*Job:* Transcribe all the records with complete accuracy.

****************************************

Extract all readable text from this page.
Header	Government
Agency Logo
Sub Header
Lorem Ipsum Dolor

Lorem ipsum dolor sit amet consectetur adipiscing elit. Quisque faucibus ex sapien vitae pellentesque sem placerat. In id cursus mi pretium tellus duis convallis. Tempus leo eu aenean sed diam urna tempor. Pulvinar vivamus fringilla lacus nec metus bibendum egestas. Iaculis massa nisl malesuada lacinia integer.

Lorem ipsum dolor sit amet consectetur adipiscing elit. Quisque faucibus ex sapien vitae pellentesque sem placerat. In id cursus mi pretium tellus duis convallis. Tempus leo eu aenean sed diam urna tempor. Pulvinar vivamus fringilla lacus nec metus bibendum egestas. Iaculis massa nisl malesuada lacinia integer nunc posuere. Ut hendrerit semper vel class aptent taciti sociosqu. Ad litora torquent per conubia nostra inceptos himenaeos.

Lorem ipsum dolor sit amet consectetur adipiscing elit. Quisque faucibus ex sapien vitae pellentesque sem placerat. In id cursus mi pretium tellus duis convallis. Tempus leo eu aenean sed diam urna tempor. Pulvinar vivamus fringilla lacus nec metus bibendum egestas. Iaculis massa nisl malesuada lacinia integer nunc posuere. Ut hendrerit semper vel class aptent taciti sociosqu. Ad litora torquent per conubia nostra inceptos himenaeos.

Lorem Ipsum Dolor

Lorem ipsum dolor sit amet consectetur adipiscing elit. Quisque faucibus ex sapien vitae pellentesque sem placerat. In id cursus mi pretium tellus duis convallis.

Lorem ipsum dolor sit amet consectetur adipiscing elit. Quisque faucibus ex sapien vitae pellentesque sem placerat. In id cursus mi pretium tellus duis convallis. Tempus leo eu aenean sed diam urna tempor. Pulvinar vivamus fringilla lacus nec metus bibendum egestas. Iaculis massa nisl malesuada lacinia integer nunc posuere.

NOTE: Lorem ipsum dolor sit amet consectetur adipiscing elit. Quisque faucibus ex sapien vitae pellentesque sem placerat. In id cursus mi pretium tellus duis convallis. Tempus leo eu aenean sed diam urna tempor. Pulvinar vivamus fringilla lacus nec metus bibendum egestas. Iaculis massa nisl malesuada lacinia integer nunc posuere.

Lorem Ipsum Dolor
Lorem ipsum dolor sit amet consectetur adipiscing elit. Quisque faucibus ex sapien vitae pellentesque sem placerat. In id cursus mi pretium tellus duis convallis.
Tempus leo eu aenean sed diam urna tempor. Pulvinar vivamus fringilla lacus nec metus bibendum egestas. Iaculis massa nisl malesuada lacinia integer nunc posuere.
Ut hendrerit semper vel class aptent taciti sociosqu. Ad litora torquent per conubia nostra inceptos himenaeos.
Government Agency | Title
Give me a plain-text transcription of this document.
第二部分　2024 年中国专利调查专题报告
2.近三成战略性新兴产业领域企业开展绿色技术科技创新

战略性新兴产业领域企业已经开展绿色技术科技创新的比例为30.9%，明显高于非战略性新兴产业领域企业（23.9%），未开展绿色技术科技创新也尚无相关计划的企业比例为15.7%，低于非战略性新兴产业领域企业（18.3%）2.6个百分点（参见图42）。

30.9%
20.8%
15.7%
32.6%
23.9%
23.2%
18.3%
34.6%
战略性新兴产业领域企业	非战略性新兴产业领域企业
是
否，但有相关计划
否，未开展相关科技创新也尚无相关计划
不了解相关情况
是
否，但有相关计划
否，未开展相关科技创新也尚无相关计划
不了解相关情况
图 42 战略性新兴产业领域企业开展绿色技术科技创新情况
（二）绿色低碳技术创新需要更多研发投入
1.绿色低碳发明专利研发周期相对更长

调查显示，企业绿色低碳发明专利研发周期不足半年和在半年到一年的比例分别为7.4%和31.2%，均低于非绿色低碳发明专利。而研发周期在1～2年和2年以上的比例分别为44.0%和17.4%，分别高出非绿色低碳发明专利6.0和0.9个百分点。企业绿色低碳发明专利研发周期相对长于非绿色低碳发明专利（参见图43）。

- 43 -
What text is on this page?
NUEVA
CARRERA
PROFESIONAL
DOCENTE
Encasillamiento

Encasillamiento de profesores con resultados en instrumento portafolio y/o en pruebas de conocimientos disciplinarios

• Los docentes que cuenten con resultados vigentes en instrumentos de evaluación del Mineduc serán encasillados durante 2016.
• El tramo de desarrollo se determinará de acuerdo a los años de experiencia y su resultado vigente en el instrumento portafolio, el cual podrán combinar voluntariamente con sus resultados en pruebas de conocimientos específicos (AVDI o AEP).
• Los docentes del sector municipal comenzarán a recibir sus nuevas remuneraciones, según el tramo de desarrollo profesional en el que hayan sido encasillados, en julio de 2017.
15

****************************************

*Complete response:*
Extract all readable text from this page.
Header	Government
Agency Logo
Sub Header
Lorem Ipsum Dolor

Lorem ipsum dolor sit amet consectetur adipiscing elit. Quisque faucibus ex sapien vitae pellentesque sem placerat. In id cursus mi pretium tellus duis convallis. Tempus leo eu aenean sed diam urna tempor. Pulvinar vivamus fringilla lacus nec metus bibendum egestas. Iaculis massa nisl malesuada lacinia integer.

Lorem ipsum dolor sit amet consectetur adipiscing elit. Quisque faucibus ex sapien vitae pellentesque sem placerat. In id cursus mi pretium tellus duis convallis. Tempus leo eu aenean sed diam urna tempor. Pulvinar vivamus fringilla lacus nec metus bibendum egestas. Iaculis massa nisl malesuada lacinia integer nunc posuere. Ut hendrerit semper vel class aptent taciti sociosqu. Ad litora torquent per conubia nostra inceptos himenaeos.

Lorem ipsum dolor sit amet consectetur adipiscing elit. Quisque faucibus ex sapien vitae pellentesque sem placerat. In id cursus mi pretium tellus duis convallis. Tempus leo eu aenean sed diam urna tempor. Pulvinar vivamus fringilla lacus nec metus bibendum egestas. Iaculis massa nisl malesuada lacinia integer nunc posuere. Ut hendrerit semper vel class aptent taciti sociosqu. Ad litora torquent per conubia nostra inceptos himenaeos.

Lorem Ipsum Dolor

Lorem ipsum dolor sit amet consectetur adipiscing elit. Quisque faucibus ex sapien vitae pellentesque sem placerat. In id cursus mi pretium tellus duis convallis.

Lorem ipsum dolor sit amet consectetur adipiscing elit. Quisque faucibus ex sapien vitae pellentesque sem placerat. In id cursus mi pretium tellus duis convallis. Tempus leo eu aenean sed diam urna tempor. Pulvinar vivamus fringilla lacus nec metus bibendum egestas. Iaculis massa nisl malesuada lacinia integer nunc posuere.

NOTE: Lorem ipsum dolor sit amet consectetur adipiscing elit. Quisque faucibus ex sapien vitae pellentesque sem placerat. In id cursus mi pretium tellus duis convallis. Tempus leo eu aenean sed diam urna tempor. Pulvinar vivamus fringilla lacus nec metus bibendum egestas. Iaculis massa nisl malesuada lacinia integer nunc posuere.

Lorem Ipsum Dolor
Lorem ipsum dolor sit amet consectetur adipiscing elit. Quisque faucibus ex sapien vitae pellentesque sem placerat. In id cursus mi pretium tellus duis convallis.
Tempus leo eu aenean sed diam urna tempor. Pulvinar vivamus fringilla lacus nec metus bibendum egestas. Iaculis massa nisl malesuada lacinia integer nunc posuere.
Ut hendrerit semper vel class aptent taciti sociosqu. Ad litora torquent per conubia nostra inceptos himenaeos.
Government Agency | Title
Give me a plain-text transcription of this document.
第二部分　2024 年中国专利调查专题报告
2.近三成战略性新兴产业领域企业开展绿色技术科技创新

战略性新兴产业领域企业已经开展绿色技术科技创新的比例为30.9%，明显高于非战略性新兴产业领域企业（23.9%），未开展绿色技术科技创新也尚无相关计划的企业比例为15.7%，低于非战略性新兴产业领域企业（18.3%）2.6个百分点（参见图42）。

30.9%
20.8%
15.7%
32.6%
23.9%
23.2%
18.3%
34.6%
战略性新兴产业领域企业	非战略性新兴产业领域企业
是
否，但有相关计划
否，未开展相关科技创新也尚无相关计划
不了解相关情况
是
否，但有相关计划
否，未开展相关科技创新也尚无相关计划
不了解相关情况
图 42 战略性新兴产业领域企业开展绿色技术科技创新情况
（二）绿色低碳技术创新需要更多研发投入
1.绿色低碳发明专利研发周期相对更长

调查显示，企业绿色低碳发明专利研发周期不足半年和在半年到一年的比例分别为7.4%和31.2%，均低于非绿色低碳发明专利。而研发周期在1～2年和2年以上的比例分别为44.0%和17.4%，分别高出非绿色低碳发明专利6.0和0.9个百分点。企业绿色低碳发明专利研发周期相对长于非绿色低碳发明专利（参见图43）。

- 43 -
What text is on this page?
NUEVA
CARRERA
PROFESIONAL
DOCENTE
Encasillamiento

Encasillamiento de profesores con resultados en instrumento portafolio y/o en pruebas de conocimientos disciplinarios

• Los docentes que cuenten con resultados vigentes en instrumentos de evaluación del Mineduc serán encasillados durante 2016.
• El tramo de desarrollo se determinará de acuerdo a los años de experiencia y su resultado vigente en el instrumento portafolio, el cual podrán combinar voluntariamente con sus resultados en pruebas de conocimientos específicos (AVDI o AEP).
• Los docentes del sector municipal comenzarán a recibir sus nuevas remuneraciones, según el tramo de desarrollo profesional en el que hayan sido encasillados, en julio de 2017.
15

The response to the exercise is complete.